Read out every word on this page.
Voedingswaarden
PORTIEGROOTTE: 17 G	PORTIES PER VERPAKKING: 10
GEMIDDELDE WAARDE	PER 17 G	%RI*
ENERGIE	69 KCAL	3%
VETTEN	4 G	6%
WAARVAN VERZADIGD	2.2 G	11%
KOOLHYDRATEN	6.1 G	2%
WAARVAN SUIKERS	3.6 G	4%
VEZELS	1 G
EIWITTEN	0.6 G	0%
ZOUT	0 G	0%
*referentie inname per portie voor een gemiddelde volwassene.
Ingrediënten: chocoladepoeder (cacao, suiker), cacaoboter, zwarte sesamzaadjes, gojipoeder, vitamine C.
━━━━━━━━━━
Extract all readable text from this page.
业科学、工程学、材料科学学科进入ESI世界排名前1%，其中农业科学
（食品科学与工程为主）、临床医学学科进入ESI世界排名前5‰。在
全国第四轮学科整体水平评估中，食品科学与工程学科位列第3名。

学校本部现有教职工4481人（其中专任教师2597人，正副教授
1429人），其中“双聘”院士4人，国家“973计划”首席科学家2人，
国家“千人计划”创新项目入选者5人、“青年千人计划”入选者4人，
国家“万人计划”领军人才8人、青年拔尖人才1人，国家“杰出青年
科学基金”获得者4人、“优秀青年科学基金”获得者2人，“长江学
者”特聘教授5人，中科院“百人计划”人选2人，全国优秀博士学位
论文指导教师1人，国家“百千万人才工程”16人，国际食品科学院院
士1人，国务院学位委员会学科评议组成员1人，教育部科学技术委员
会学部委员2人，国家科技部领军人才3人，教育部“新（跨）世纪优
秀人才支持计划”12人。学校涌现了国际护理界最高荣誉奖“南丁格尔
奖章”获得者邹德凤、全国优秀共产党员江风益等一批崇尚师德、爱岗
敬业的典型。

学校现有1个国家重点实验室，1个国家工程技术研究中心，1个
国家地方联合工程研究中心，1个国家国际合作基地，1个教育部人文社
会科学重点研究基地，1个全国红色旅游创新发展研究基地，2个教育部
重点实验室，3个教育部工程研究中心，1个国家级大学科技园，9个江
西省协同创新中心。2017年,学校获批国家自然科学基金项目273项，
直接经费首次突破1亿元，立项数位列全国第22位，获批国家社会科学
━━━━━━━━━━
**Problem to work on**
Check every line of the data above for the string "this", and copy those that have it.

**The completed task**
Read out every word on this page.
Extract all readable text from this page.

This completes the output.